Exercise materials:

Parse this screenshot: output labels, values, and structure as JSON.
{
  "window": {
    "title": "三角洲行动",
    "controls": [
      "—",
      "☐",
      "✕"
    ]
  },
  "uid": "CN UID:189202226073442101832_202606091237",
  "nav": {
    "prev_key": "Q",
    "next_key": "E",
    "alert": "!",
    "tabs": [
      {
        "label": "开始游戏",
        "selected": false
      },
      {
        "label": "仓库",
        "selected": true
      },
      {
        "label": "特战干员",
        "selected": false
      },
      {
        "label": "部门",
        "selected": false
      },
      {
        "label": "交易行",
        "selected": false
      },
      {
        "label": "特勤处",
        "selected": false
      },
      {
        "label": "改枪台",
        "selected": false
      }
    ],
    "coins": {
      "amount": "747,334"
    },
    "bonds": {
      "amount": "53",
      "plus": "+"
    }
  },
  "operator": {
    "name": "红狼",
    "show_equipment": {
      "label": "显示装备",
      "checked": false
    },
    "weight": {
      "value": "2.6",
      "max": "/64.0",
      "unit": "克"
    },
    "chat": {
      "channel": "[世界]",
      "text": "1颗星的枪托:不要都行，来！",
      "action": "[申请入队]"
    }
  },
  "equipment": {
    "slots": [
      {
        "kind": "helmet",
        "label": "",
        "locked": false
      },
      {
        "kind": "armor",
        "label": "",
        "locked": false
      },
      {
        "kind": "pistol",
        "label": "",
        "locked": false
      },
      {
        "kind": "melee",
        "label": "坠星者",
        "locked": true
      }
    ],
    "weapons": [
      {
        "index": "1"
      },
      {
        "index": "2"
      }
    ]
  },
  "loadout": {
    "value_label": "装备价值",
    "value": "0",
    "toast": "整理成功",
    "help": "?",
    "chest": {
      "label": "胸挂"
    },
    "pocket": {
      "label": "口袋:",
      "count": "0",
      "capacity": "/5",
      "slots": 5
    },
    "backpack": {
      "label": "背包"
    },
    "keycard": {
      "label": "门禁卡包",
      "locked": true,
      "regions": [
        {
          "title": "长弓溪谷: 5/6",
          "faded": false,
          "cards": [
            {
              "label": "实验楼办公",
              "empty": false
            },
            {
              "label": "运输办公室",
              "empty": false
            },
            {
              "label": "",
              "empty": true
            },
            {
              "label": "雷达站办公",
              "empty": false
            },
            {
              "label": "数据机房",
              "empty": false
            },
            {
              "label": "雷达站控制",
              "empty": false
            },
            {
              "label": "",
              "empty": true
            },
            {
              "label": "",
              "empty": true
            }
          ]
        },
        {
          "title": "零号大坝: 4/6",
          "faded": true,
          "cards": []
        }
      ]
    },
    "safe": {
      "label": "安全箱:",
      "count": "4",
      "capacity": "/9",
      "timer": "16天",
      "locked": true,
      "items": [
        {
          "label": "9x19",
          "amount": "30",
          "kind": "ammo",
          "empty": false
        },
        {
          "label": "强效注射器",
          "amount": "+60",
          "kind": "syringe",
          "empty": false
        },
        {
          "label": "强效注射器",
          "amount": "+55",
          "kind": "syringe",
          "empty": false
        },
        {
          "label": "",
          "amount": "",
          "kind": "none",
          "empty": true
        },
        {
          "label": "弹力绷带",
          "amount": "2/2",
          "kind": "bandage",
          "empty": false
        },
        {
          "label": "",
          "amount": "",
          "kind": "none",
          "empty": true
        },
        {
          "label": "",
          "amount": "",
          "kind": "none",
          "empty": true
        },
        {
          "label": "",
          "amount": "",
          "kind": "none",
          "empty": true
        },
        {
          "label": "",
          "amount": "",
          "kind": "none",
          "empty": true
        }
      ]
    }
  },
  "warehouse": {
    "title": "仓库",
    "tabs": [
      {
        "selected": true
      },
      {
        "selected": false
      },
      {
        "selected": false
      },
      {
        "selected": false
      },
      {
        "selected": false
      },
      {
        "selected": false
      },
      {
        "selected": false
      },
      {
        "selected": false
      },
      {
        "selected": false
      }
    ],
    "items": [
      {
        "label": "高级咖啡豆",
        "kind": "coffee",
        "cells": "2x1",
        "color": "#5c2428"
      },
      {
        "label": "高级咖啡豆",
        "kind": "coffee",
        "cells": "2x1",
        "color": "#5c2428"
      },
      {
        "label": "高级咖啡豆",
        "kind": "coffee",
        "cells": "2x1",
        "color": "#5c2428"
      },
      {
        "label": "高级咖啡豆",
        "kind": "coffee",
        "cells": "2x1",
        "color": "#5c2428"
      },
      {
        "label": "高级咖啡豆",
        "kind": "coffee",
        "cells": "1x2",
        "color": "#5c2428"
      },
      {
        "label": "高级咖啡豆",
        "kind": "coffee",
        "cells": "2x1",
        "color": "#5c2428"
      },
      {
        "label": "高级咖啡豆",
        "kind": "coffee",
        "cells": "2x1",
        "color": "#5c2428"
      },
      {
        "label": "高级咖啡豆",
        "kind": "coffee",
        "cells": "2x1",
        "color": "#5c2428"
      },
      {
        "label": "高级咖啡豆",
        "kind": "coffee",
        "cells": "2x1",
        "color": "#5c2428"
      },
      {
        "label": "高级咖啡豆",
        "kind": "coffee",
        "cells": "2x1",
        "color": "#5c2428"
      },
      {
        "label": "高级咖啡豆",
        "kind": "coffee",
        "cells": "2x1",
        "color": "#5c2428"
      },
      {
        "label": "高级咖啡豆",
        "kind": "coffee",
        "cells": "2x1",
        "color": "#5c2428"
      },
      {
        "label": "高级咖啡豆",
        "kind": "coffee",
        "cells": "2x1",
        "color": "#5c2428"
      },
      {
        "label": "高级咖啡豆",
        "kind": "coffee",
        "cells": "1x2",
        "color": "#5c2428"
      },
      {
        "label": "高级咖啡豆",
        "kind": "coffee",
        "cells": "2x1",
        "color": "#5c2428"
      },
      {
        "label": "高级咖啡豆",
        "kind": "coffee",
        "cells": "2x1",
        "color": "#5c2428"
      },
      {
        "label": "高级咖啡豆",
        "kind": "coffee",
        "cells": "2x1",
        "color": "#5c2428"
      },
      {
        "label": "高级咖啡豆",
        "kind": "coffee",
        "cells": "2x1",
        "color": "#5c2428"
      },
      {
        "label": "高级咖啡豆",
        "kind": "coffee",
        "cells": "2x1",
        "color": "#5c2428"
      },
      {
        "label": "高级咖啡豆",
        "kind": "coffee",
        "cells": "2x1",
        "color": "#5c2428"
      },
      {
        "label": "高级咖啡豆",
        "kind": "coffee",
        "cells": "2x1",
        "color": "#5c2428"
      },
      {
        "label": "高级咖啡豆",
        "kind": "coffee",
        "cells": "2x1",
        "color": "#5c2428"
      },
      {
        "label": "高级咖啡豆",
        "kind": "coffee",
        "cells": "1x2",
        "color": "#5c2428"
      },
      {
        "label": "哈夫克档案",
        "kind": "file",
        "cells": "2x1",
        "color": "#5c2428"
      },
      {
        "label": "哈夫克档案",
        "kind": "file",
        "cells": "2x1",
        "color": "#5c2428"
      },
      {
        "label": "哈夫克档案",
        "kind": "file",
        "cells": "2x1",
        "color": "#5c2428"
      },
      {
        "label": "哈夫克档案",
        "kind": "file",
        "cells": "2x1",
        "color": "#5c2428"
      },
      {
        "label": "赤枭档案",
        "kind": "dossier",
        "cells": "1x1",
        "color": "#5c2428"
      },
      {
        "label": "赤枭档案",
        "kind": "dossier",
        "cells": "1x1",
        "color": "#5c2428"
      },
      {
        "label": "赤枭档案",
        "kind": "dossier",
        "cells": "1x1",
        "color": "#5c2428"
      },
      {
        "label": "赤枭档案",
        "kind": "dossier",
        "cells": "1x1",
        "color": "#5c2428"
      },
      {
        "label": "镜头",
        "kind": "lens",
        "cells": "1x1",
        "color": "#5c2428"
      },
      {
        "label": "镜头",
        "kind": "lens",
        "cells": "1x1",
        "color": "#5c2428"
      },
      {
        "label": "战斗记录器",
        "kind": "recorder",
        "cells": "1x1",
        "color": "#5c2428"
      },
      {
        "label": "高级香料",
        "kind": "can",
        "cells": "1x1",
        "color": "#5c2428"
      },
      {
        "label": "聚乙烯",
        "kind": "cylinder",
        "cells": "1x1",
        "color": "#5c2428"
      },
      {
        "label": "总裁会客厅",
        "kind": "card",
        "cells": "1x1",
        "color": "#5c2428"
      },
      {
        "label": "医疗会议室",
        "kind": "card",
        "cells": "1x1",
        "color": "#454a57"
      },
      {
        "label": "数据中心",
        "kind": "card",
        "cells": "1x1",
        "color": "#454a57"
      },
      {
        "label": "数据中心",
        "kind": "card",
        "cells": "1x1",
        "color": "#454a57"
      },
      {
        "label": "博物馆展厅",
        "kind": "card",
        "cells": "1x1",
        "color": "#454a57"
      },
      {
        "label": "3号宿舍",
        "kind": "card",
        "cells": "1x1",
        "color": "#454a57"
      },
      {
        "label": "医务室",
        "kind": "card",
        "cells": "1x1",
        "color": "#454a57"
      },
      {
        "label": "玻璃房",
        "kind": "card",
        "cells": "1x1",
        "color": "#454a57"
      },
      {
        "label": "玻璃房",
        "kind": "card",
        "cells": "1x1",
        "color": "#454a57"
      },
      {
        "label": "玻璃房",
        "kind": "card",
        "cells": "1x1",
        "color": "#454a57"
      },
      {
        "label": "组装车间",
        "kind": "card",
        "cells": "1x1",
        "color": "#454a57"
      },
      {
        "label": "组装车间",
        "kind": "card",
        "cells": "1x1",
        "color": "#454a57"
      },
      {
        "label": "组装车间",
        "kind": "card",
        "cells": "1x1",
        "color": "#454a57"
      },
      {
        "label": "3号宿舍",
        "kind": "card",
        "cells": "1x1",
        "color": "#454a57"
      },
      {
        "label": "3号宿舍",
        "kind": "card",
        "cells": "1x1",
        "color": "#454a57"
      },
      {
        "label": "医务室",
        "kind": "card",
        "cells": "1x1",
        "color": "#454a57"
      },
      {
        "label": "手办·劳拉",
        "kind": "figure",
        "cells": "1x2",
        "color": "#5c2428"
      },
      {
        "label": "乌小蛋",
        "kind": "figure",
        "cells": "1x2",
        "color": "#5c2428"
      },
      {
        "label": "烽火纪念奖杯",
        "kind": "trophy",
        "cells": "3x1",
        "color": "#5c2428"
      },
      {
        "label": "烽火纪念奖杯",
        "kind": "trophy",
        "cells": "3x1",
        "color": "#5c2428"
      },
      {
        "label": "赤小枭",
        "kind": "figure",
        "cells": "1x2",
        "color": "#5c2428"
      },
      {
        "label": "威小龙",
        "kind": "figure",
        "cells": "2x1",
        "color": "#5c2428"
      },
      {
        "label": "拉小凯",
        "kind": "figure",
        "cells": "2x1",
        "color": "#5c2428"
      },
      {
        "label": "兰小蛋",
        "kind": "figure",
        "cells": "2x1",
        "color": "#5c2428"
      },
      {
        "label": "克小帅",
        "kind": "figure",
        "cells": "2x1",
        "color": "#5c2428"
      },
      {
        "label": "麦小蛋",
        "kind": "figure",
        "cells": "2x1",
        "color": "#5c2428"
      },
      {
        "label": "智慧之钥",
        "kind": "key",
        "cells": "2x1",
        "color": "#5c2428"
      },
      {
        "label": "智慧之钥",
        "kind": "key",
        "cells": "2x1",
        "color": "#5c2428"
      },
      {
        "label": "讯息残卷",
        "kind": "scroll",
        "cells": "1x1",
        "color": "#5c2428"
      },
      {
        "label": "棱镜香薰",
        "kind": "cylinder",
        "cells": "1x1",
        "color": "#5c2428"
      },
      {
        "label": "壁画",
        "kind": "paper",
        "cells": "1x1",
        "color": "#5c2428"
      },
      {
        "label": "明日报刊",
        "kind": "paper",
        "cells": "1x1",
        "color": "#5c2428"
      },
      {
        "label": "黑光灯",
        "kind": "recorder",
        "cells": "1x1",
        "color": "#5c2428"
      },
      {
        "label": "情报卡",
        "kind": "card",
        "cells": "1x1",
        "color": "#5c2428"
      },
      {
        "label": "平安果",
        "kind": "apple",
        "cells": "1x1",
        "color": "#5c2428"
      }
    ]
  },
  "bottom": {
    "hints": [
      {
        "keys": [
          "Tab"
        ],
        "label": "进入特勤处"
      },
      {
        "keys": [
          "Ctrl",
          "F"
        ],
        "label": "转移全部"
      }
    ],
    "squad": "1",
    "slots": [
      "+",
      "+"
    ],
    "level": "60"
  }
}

* * *

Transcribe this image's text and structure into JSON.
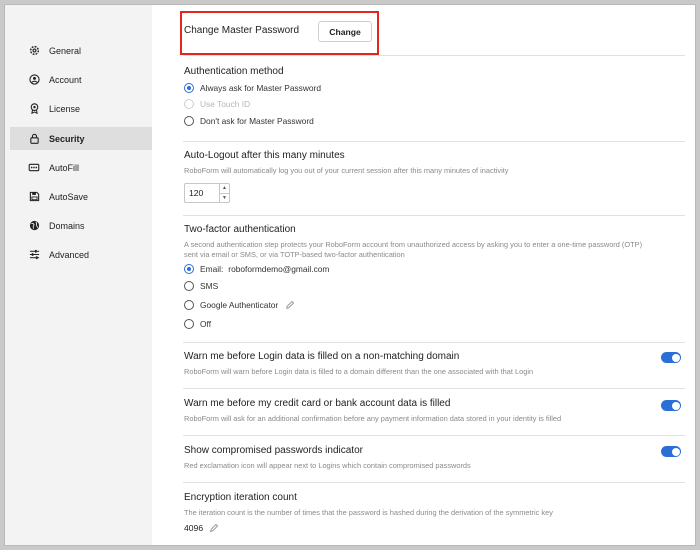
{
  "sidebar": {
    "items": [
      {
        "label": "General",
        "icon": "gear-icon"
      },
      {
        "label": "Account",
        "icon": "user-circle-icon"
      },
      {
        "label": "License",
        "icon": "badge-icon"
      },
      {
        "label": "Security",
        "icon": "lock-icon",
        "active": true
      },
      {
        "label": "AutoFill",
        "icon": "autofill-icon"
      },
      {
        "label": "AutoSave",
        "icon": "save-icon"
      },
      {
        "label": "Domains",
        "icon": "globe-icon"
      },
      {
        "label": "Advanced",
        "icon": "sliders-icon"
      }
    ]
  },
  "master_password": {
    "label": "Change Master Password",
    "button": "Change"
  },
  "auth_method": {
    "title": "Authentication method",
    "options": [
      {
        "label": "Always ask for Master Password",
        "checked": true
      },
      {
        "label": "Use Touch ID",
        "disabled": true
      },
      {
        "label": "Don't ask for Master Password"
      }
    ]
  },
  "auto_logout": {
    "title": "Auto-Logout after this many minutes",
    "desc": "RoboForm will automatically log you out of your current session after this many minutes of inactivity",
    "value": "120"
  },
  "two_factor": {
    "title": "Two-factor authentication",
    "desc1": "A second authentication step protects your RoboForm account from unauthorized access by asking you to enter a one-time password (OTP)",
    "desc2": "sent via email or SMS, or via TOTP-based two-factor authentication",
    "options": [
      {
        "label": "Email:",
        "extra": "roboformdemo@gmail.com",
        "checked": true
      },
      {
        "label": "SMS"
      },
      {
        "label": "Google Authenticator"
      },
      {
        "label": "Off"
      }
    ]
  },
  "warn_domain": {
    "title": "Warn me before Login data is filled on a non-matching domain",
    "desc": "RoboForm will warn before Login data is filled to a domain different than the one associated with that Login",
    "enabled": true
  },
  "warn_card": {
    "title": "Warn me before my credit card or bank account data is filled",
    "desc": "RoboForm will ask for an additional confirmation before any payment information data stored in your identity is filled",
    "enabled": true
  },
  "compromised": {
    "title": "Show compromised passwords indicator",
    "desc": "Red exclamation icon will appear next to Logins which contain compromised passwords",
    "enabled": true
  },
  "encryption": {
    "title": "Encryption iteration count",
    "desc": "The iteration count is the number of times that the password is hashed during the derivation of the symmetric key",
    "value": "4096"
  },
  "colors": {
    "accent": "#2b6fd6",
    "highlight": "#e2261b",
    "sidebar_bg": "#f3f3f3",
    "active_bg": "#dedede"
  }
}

What you will do: Find how many lines in the listing hold "JSON", and reply with that number only.

Output: 2